--- begin ---

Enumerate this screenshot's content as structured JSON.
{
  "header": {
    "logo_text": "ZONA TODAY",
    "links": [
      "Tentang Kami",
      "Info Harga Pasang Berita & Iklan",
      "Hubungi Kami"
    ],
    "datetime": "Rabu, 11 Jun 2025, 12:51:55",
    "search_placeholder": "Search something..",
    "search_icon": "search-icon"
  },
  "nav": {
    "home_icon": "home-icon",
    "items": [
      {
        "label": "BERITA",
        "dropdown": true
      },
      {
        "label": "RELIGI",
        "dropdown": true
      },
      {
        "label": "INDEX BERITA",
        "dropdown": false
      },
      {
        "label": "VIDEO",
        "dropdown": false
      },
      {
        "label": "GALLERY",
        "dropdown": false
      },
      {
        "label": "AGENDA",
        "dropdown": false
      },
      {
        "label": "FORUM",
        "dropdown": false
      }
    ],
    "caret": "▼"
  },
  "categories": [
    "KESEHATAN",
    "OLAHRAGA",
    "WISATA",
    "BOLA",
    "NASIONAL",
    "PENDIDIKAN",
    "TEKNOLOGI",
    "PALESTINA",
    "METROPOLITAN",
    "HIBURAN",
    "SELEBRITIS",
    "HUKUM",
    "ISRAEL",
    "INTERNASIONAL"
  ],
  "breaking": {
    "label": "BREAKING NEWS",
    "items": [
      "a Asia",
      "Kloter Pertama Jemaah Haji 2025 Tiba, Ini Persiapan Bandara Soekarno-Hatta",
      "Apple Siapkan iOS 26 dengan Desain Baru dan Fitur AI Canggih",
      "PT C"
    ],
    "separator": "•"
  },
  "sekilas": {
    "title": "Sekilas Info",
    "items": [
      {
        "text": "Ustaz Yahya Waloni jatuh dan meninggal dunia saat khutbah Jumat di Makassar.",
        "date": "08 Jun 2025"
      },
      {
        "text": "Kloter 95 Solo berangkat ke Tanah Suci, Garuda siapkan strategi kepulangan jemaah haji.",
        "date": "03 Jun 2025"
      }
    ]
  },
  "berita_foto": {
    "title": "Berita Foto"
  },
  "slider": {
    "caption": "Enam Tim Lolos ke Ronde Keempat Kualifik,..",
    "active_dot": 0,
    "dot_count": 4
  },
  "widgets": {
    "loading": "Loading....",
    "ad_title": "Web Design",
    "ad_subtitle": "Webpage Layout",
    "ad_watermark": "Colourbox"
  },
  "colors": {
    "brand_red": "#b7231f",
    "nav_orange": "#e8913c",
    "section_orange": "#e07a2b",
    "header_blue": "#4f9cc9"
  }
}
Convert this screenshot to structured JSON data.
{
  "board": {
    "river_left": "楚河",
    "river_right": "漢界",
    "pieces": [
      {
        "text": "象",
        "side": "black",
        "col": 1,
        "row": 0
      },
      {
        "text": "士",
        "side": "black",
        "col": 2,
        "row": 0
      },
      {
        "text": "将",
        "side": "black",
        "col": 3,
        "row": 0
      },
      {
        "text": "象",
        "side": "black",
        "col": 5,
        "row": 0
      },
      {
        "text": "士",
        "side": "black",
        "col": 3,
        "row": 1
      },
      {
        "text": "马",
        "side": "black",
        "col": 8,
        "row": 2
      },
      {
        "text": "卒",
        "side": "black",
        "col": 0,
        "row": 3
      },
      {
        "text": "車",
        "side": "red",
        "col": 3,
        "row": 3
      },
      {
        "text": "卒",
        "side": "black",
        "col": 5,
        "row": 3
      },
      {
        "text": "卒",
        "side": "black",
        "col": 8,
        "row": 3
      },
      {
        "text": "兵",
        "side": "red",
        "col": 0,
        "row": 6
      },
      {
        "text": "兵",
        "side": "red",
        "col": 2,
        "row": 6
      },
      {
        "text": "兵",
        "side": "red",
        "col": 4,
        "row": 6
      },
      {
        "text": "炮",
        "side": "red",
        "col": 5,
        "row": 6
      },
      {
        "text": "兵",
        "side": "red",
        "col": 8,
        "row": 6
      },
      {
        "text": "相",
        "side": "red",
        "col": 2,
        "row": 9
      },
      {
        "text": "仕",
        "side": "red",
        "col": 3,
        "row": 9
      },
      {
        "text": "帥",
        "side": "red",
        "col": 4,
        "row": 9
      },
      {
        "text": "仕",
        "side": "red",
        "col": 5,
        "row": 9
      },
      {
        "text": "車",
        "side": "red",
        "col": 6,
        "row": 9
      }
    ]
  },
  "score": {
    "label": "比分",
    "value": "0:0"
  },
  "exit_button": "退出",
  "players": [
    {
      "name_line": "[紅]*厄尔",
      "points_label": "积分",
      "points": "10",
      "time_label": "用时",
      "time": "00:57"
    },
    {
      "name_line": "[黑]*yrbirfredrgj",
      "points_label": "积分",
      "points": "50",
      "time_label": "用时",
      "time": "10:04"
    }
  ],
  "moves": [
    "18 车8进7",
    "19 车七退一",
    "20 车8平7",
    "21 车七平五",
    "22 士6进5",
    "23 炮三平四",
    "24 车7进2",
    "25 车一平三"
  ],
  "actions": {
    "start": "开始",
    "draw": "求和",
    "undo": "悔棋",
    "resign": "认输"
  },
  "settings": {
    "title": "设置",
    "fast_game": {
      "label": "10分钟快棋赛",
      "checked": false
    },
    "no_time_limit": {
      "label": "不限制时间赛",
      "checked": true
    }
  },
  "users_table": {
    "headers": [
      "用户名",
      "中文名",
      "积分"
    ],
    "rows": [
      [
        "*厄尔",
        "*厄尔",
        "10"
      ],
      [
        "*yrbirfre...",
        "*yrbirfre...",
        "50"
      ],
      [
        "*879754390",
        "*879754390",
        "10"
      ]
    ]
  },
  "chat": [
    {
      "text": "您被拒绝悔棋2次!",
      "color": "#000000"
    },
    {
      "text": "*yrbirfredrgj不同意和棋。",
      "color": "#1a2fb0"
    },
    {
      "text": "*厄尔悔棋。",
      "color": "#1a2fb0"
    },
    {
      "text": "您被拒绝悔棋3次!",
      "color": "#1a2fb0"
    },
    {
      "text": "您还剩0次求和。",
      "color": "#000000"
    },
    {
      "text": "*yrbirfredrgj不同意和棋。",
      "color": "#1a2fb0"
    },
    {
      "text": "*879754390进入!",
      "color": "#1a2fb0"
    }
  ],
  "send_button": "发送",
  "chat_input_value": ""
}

--- end ---

Task details => Please set down all the data word for word.

Solution for this exercise =>
Enumerate this screenshot's content as structured JSON.
{
  "header": {
    "logo_text": "ZONA TODAY",
    "links": [
      "Tentang Kami",
      "Info Harga Pasang Berita & Iklan",
      "Hubungi Kami"
    ],
    "datetime": "Rabu, 11 Jun 2025, 12:51:55",
    "search_placeholder": "Search something..",
    "search_icon": "search-icon"
  },
  "nav": {
    "home_icon": "home-icon",
    "items": [
      {
        "label": "BERITA",
        "dropdown": true
      },
      {
        "label": "RELIGI",
        "dropdown": true
      },
      {
        "label": "INDEX BERITA",
        "dropdown": false
      },
      {
        "label": "VIDEO",
        "dropdown": false
      },
      {
        "label": "GALLERY",
        "dropdown": false
      },
      {
        "label": "AGENDA",
        "dropdown": false
      },
      {
        "label": "FORUM",
        "dropdown": false
      }
    ],
    "caret": "▼"
  },
  "categories": [
    "KESEHATAN",
    "OLAHRAGA",
    "WISATA",
    "BOLA",
    "NASIONAL",
    "PENDIDIKAN",
    "TEKNOLOGI",
    "PALESTINA",
    "METROPOLITAN",
    "HIBURAN",
    "SELEBRITIS",
    "HUKUM",
    "ISRAEL",
    "INTERNASIONAL"
  ],
  "breaking": {
    "label": "BREAKING NEWS",
    "items": [
      "a Asia",
      "Kloter Pertama Jemaah Haji 2025 Tiba, Ini Persiapan Bandara Soekarno-Hatta",
      "Apple Siapkan iOS 26 dengan Desain Baru dan Fitur AI Canggih",
      "PT C"
    ],
    "separator": "•"
  },
  "sekilas": {
    "title": "Sekilas Info",
    "items": [
      {
        "text": "Ustaz Yahya Waloni jatuh dan meninggal dunia saat khutbah Jumat di Makassar.",
        "date": "08 Jun 2025"
      },
      {
        "text": "Kloter 95 Solo berangkat ke Tanah Suci, Garuda siapkan strategi kepulangan jemaah haji.",
        "date": "03 Jun 2025"
      }
    ]
  },
  "berita_foto": {
    "title": "Berita Foto"
  },
  "slider": {
    "caption": "Enam Tim Lolos ke Ronde Keempat Kualifik,..",
    "active_dot": 0,
    "dot_count": 4
  },
  "widgets": {
    "loading": "Loading....",
    "ad_title": "Web Design",
    "ad_subtitle": "Webpage Layout",
    "ad_watermark": "Colourbox"
  },
  "colors": {
    "brand_red": "#b7231f",
    "nav_orange": "#e8913c",
    "section_orange": "#e07a2b",
    "header_blue": "#4f9cc9"
  }
}
Convert this screenshot to structured JSON data.
{
  "board": {
    "river_left": "楚河",
    "river_right": "漢界",
    "pieces": [
      {
        "text": "象",
        "side": "black",
        "col": 1,
        "row": 0
      },
      {
        "text": "士",
        "side": "black",
        "col": 2,
        "row": 0
      },
      {
        "text": "将",
        "side": "black",
        "col": 3,
        "row": 0
      },
      {
        "text": "象",
        "side": "black",
        "col": 5,
        "row": 0
      },
      {
        "text": "士",
        "side": "black",
        "col": 3,
        "row": 1
      },
      {
        "text": "马",
        "side": "black",
        "col": 8,
        "row": 2
      },
      {
        "text": "卒",
        "side": "black",
        "col": 0,
        "row": 3
      },
      {
        "text": "車",
        "side": "red",
        "col": 3,
        "row": 3
      },
      {
        "text": "卒",
        "side": "black",
        "col": 5,
        "row": 3
      },
      {
        "text": "卒",
        "side": "black",
        "col": 8,
        "row": 3
      },
      {
        "text": "兵",
        "side": "red",
        "col": 0,
        "row": 6
      },
      {
        "text": "兵",
        "side": "red",
        "col": 2,
        "row": 6
      },
      {
        "text": "兵",
        "side": "red",
        "col": 4,
        "row": 6
      },
      {
        "text": "炮",
        "side": "red",
        "col": 5,
        "row": 6
      },
      {
        "text": "兵",
        "side": "red",
        "col": 8,
        "row": 6
      },
      {
        "text": "相",
        "side": "red",
        "col": 2,
        "row": 9
      },
      {
        "text": "仕",
        "side": "red",
        "col": 3,
        "row": 9
      },
      {
        "text": "帥",
        "side": "red",
        "col": 4,
        "row": 9
      },
      {
        "text": "仕",
        "side": "red",
        "col": 5,
        "row": 9
      },
      {
        "text": "車",
        "side": "red",
        "col": 6,
        "row": 9
      }
    ]
  },
  "score": {
    "label": "比分",
    "value": "0:0"
  },
  "exit_button": "退出",
  "players": [
    {
      "name_line": "[紅]*厄尔",
      "points_label": "积分",
      "points": "10",
      "time_label": "用时",
      "time": "00:57"
    },
    {
      "name_line": "[黑]*yrbirfredrgj",
      "points_label": "积分",
      "points": "50",
      "time_label": "用时",
      "time": "10:04"
    }
  ],
  "moves": [
    "18 车8进7",
    "19 车七退一",
    "20 车8平7",
    "21 车七平五",
    "22 士6进5",
    "23 炮三平四",
    "24 车7进2",
    "25 车一平三"
  ],
  "actions": {
    "start": "开始",
    "draw": "求和",
    "undo": "悔棋",
    "resign": "认输"
  },
  "settings": {
    "title": "设置",
    "fast_game": {
      "label": "10分钟快棋赛",
      "checked": false
    },
    "no_time_limit": {
      "label": "不限制时间赛",
      "checked": true
    }
  },
  "users_table": {
    "headers": [
      "用户名",
      "中文名",
      "积分"
    ],
    "rows": [
      [
        "*厄尔",
        "*厄尔",
        "10"
      ],
      [
        "*yrbirfre...",
        "*yrbirfre...",
        "50"
      ],
      [
        "*879754390",
        "*879754390",
        "10"
      ]
    ]
  },
  "chat": [
    {
      "text": "您被拒绝悔棋2次!",
      "color": "#000000"
    },
    {
      "text": "*yrbirfredrgj不同意和棋。",
      "color": "#1a2fb0"
    },
    {
      "text": "*厄尔悔棋。",
      "color": "#1a2fb0"
    },
    {
      "text": "您被拒绝悔棋3次!",
      "color": "#1a2fb0"
    },
    {
      "text": "您还剩0次求和。",
      "color": "#000000"
    },
    {
      "text": "*yrbirfredrgj不同意和棋。",
      "color": "#1a2fb0"
    },
    {
      "text": "*879754390进入!",
      "color": "#1a2fb0"
    }
  ],
  "send_button": "发送",
  "chat_input_value": ""
}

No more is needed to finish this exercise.